[Excerpt to read]:
'''

Michael, or maybe the storeman was flogging it and diluting what was left. I remember at Pet we had to fill up our vehicles every night. I was riding a motorcycle at the time and got pegged for a gallon every night. The POL people were laughing all the way to the nearest pub.


----------



## NavalGent (29 Nov 2004)

one night in Farnham this past summer, me and my fire buddy were responsible for gettin some water hot and breakfast goin for when the rest of the platoon got up. We had three stoves, all fully fueled. We couldn't build up any pressure in one, and the other two would not light no matter what. a whole bunch of folks tried to light'em, so it wasn't just my lack of experience with the things. But either way, it sucked goat :-\


----------



## Arctic Acorn (29 Nov 2004)

I used to really hate lighting them, but after getting used to firing up Coleman stoves and lanterns in extreme cold conditions for a year, doing it down south in more temperate is a breeze. 

They really suck to light in extreme cold (as anyone with winter warfare experience can attest). But, a little stove paste can work wonders. 

 :dontpanic:
A.A.


----------



## axeman (29 Nov 2004)

Did a SOV OP way up north the bottom dropped out of the thermometer down to  -85 and we had no problems with these . all it is , is the knowledge that  are simple to maintain and will always work with a little knowledge.


----------



## brin11 (29 Nov 2004)

I've never had a problem with anything Coleman although I have many funny stories about the immersion heaters.  Now those things are dangerous!


----------



## aesop081 (29 Nov 2004)

Arctic Acorn said:
			
		

> I used to really hate lighting them, but after getting used to firing up Coleman stoves and lanterns in extreme cold conditions for a year, doing it down south in more temperate is a breeze.
> 
> They really suck to light in extreme cold (as anyone with winter warfare experience can attest). But, a little stove paste can work wonders.

'''

(Rows showing where elements appear)
'''

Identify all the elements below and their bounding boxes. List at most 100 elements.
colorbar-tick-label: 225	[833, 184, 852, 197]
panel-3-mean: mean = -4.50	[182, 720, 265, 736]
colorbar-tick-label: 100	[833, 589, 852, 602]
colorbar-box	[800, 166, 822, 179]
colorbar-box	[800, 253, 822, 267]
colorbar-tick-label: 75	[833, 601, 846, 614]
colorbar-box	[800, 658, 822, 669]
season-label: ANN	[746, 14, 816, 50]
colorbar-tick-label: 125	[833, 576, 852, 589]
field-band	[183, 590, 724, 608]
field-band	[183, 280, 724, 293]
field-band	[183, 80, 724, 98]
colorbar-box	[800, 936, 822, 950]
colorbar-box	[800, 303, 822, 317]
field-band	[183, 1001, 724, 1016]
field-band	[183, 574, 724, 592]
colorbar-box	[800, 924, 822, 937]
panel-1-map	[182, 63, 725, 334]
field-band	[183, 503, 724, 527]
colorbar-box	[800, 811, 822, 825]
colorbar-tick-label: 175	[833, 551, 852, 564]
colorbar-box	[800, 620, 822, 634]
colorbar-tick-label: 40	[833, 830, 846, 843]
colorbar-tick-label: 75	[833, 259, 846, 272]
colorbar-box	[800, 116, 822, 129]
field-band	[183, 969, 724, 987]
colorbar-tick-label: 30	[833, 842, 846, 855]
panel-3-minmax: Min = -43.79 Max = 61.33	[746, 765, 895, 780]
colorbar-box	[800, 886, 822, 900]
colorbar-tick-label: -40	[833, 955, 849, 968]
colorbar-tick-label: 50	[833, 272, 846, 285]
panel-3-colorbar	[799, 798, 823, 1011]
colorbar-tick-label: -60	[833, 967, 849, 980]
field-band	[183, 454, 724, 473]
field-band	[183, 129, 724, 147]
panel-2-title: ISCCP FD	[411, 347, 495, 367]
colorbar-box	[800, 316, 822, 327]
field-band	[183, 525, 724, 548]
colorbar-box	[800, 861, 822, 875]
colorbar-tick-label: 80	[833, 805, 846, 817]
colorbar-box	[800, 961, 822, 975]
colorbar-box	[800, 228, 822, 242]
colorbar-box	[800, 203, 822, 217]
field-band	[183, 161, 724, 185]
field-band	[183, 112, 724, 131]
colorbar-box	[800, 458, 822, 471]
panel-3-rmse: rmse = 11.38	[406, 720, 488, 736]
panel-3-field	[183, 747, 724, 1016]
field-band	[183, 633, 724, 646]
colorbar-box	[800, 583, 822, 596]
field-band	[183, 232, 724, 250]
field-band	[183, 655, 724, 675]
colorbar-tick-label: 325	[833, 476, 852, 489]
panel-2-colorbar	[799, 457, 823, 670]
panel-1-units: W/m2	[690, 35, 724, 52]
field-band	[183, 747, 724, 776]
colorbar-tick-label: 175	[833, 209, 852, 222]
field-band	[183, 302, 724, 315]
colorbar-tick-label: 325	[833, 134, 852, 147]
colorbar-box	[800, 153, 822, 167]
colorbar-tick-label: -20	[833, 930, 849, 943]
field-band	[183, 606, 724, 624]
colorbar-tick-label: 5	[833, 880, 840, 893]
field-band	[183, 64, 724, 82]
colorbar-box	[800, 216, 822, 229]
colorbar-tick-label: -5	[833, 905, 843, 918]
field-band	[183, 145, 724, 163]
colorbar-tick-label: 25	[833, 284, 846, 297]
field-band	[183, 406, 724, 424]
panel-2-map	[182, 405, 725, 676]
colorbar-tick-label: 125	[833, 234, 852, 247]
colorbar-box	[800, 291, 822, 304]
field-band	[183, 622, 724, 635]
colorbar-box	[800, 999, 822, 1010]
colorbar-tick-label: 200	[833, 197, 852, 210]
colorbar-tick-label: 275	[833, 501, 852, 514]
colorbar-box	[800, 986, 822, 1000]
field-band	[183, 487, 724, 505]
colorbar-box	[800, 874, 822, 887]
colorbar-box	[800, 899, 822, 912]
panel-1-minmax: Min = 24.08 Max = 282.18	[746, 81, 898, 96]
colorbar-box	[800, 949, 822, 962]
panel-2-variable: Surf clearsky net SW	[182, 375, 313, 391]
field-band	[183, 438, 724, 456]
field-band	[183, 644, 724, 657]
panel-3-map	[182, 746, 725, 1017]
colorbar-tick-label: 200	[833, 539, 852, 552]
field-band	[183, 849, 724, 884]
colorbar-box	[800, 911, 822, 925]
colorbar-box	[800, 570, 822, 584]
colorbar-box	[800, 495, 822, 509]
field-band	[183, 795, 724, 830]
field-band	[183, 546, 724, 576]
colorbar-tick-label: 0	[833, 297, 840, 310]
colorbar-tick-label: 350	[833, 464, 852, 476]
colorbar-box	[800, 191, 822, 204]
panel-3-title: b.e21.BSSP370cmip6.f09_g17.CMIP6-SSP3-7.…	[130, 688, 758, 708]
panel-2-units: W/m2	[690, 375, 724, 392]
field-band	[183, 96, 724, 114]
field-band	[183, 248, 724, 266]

'''

[Required tasks]:
1. State whether each statement agrees with the forum thread, answering yes or no and quoting the deciding words: (a) At Pet, vehicles had to be filled up every night. (b) In Farnham, the two of them had four stoves. (c) On the SOV OP in extreme cold, the stoves gave them trouble.
2. According to the forum thread, what can work wonders when the stoves are hard to light in extreme cold?
3. From the forum thread, write out the part that opens with the words containing "one night in" and closes with "Acorn (29 Nov 2004)".
The rows are separate material with no connection to the forum thread.

[In response]:
1.
(a) Yes: "we had to fill up our vehicles every night."
(b) No: "We had three stoves, all fully fueled."
(c) No: "we had no problems with these"

2. A little stove paste.

3.
one night in Farnham this past summer, me and my fire buddy were responsible for gettin some water hot and breakfast goin for when the rest of the platoon got up. We had three stoves, all fully fueled. We couldn't build up any pressure in one, and the other two would not light no matter what. a whole bunch of folks tried to light'em, so it wasn't just my lack of experience with the things. But either way, it sucked goat :-\


----------



## Arctic Acorn (29 Nov 2004)